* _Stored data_
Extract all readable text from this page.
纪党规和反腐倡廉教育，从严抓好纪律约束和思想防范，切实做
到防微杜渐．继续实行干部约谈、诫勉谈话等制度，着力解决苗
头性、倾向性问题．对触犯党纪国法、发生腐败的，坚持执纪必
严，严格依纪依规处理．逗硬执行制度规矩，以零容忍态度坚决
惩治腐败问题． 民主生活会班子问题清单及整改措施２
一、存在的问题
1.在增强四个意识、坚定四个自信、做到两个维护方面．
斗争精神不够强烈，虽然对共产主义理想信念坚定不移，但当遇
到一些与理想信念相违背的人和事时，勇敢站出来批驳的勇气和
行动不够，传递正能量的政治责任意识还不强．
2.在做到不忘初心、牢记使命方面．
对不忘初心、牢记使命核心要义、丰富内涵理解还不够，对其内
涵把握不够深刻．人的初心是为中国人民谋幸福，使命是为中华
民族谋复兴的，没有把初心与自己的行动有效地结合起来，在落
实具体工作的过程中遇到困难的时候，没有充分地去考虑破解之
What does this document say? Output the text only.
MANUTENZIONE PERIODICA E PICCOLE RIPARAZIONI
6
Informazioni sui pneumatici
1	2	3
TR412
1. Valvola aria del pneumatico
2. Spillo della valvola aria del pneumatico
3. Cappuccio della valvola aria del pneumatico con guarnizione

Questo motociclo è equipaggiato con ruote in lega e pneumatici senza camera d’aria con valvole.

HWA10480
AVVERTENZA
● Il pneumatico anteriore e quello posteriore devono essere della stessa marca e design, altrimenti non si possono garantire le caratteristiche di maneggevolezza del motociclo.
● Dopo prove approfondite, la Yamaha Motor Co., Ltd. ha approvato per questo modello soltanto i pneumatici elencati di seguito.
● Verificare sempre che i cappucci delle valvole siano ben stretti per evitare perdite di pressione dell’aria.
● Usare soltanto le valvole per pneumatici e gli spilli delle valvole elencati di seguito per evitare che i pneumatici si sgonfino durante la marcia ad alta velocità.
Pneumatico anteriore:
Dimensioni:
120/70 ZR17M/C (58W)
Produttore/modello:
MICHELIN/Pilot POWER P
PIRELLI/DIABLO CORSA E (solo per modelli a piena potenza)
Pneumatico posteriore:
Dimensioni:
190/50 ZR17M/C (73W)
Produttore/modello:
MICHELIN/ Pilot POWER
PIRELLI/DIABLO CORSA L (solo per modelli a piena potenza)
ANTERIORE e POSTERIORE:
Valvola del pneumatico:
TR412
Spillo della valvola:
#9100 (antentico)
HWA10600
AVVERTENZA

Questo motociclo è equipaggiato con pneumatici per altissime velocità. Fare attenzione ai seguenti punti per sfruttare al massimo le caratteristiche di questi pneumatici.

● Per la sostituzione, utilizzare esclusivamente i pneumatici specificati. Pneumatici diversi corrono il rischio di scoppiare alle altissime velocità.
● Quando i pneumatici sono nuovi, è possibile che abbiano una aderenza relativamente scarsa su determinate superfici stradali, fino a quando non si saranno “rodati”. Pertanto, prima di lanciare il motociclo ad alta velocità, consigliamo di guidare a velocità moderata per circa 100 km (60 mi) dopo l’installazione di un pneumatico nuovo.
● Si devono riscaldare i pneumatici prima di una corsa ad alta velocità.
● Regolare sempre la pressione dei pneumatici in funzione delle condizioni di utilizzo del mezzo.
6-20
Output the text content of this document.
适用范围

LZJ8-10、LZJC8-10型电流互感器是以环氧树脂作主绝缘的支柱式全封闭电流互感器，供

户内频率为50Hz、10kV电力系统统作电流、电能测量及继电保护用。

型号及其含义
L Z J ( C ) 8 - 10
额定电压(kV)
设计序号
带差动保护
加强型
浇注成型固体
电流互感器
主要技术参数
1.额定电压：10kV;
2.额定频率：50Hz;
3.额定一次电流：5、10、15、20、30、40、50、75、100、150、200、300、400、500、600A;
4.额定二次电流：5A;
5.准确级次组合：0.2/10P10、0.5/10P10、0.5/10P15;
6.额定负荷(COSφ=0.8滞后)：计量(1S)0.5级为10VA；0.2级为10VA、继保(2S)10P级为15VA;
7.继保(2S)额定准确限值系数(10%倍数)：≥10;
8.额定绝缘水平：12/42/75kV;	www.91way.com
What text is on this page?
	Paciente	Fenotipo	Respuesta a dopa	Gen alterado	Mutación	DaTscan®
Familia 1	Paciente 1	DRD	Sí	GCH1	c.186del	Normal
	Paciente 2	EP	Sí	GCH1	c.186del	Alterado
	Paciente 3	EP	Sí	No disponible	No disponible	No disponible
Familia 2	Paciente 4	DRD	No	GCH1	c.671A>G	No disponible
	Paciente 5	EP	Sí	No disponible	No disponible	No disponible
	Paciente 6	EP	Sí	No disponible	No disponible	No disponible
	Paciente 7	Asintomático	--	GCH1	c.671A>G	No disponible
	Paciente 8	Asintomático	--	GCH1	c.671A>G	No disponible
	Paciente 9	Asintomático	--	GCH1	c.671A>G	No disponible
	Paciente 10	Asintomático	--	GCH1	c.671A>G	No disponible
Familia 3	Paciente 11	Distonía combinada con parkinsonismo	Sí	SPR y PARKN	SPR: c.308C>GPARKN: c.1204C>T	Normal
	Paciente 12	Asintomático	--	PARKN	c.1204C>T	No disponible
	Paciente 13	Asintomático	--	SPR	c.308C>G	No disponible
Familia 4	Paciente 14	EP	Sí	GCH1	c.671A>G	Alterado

* _Task goal_
Your task is to retype all of the records exactly.

* _Answer to the exercise_
Extract all readable text from this page.
纪党规和反腐倡廉教育，从严抓好纪律约束和思想防范，切实做
到防微杜渐．继续实行干部约谈、诫勉谈话等制度，着力解决苗
头性、倾向性问题．对触犯党纪国法、发生腐败的，坚持执纪必
严，严格依纪依规处理．逗硬执行制度规矩，以零容忍态度坚决
惩治腐败问题． 民主生活会班子问题清单及整改措施２
一、存在的问题
1.在增强四个意识、坚定四个自信、做到两个维护方面．
斗争精神不够强烈，虽然对共产主义理想信念坚定不移，但当遇
到一些与理想信念相违背的人和事时，勇敢站出来批驳的勇气和
行动不够，传递正能量的政治责任意识还不强．
2.在做到不忘初心、牢记使命方面．
对不忘初心、牢记使命核心要义、丰富内涵理解还不够，对其内
涵把握不够深刻．人的初心是为中国人民谋幸福，使命是为中华
民族谋复兴的，没有把初心与自己的行动有效地结合起来，在落
实具体工作的过程中遇到困难的时候，没有充分地去考虑破解之
What does this document say? Output the text only.
MANUTENZIONE PERIODICA E PICCOLE RIPARAZIONI
6
Informazioni sui pneumatici
1	2	3
TR412
1. Valvola aria del pneumatico
2. Spillo della valvola aria del pneumatico
3. Cappuccio della valvola aria del pneumatico con guarnizione

Questo motociclo è equipaggiato con ruote in lega e pneumatici senza camera d’aria con valvole.

HWA10480
AVVERTENZA
● Il pneumatico anteriore e quello posteriore devono essere della stessa marca e design, altrimenti non si possono garantire le caratteristiche di maneggevolezza del motociclo.
● Dopo prove approfondite, la Yamaha Motor Co., Ltd. ha approvato per questo modello soltanto i pneumatici elencati di seguito.
● Verificare sempre che i cappucci delle valvole siano ben stretti per evitare perdite di pressione dell’aria.
● Usare soltanto le valvole per pneumatici e gli spilli delle valvole elencati di seguito per evitare che i pneumatici si sgonfino durante la marcia ad alta velocità.
Pneumatico anteriore:
Dimensioni:
120/70 ZR17M/C (58W)
Produttore/modello:
MICHELIN/Pilot POWER P
PIRELLI/DIABLO CORSA E (solo per modelli a piena potenza)
Pneumatico posteriore:
Dimensioni:
190/50 ZR17M/C (73W)
Produttore/modello:
MICHELIN/ Pilot POWER
PIRELLI/DIABLO CORSA L (solo per modelli a piena potenza)
ANTERIORE e POSTERIORE:
Valvola del pneumatico:
TR412
Spillo della valvola:
#9100 (antentico)
HWA10600
AVVERTENZA

Questo motociclo è equipaggiato con pneumatici per altissime velocità. Fare attenzione ai seguenti punti per sfruttare al massimo le caratteristiche di questi pneumatici.

● Per la sostituzione, utilizzare esclusivamente i pneumatici specificati. Pneumatici diversi corrono il rischio di scoppiare alle altissime velocità.
● Quando i pneumatici sono nuovi, è possibile che abbiano una aderenza relativamente scarsa su determinate superfici stradali, fino a quando non si saranno “rodati”. Pertanto, prima di lanciare il motociclo ad alta velocità, consigliamo di guidare a velocità moderata per circa 100 km (60 mi) dopo l’installazione di un pneumatico nuovo.
● Si devono riscaldare i pneumatici prima di una corsa ad alta velocità.
● Regolare sempre la pressione dei pneumatici in funzione delle condizioni di utilizzo del mezzo.
6-20
Output the text content of this document.
适用范围

LZJ8-10、LZJC8-10型电流互感器是以环氧树脂作主绝缘的支柱式全封闭电流互感器，供

户内频率为50Hz、10kV电力系统统作电流、电能测量及继电保护用。

型号及其含义
L Z J ( C ) 8 - 10
额定电压(kV)
设计序号
带差动保护
加强型
浇注成型固体
电流互感器
主要技术参数
1.额定电压：10kV;
2.额定频率：50Hz;
3.额定一次电流：5、10、15、20、30、40、50、75、100、150、200、300、400、500、600A;
4.额定二次电流：5A;
5.准确级次组合：0.2/10P10、0.5/10P10、0.5/10P15;
6.额定负荷(COSφ=0.8滞后)：计量(1S)0.5级为10VA；0.2级为10VA、继保(2S)10P级为15VA;
7.继保(2S)额定准确限值系数(10%倍数)：≥10;
8.额定绝缘水平：12/42/75kV;	www.91way.com
What text is on this page?
	Paciente	Fenotipo	Respuesta a dopa	Gen alterado	Mutación	DaTscan®
Familia 1	Paciente 1	DRD	Sí	GCH1	c.186del	Normal
	Paciente 2	EP	Sí	GCH1	c.186del	Alterado
	Paciente 3	EP	Sí	No disponible	No disponible	No disponible
Familia 2	Paciente 4	DRD	No	GCH1	c.671A>G	No disponible
	Paciente 5	EP	Sí	No disponible	No disponible	No disponible
	Paciente 6	EP	Sí	No disponible	No disponible	No disponible
	Paciente 7	Asintomático	--	GCH1	c.671A>G	No disponible
	Paciente 8	Asintomático	--	GCH1	c.671A>G	No disponible
	Paciente 9	Asintomático	--	GCH1	c.671A>G	No disponible
	Paciente 10	Asintomático	--	GCH1	c.671A>G	No disponible
Familia 3	Paciente 11	Distonía combinada con parkinsonismo	Sí	SPR y PARKN	SPR: c.308C>GPARKN: c.1204C>T	Normal
	Paciente 12	Asintomático	--	PARKN	c.1204C>T	No disponible
	Paciente 13	Asintomático	--	SPR	c.308C>G	No disponible
Familia 4	Paciente 14	EP	Sí	GCH1	c.671A>G	Alterado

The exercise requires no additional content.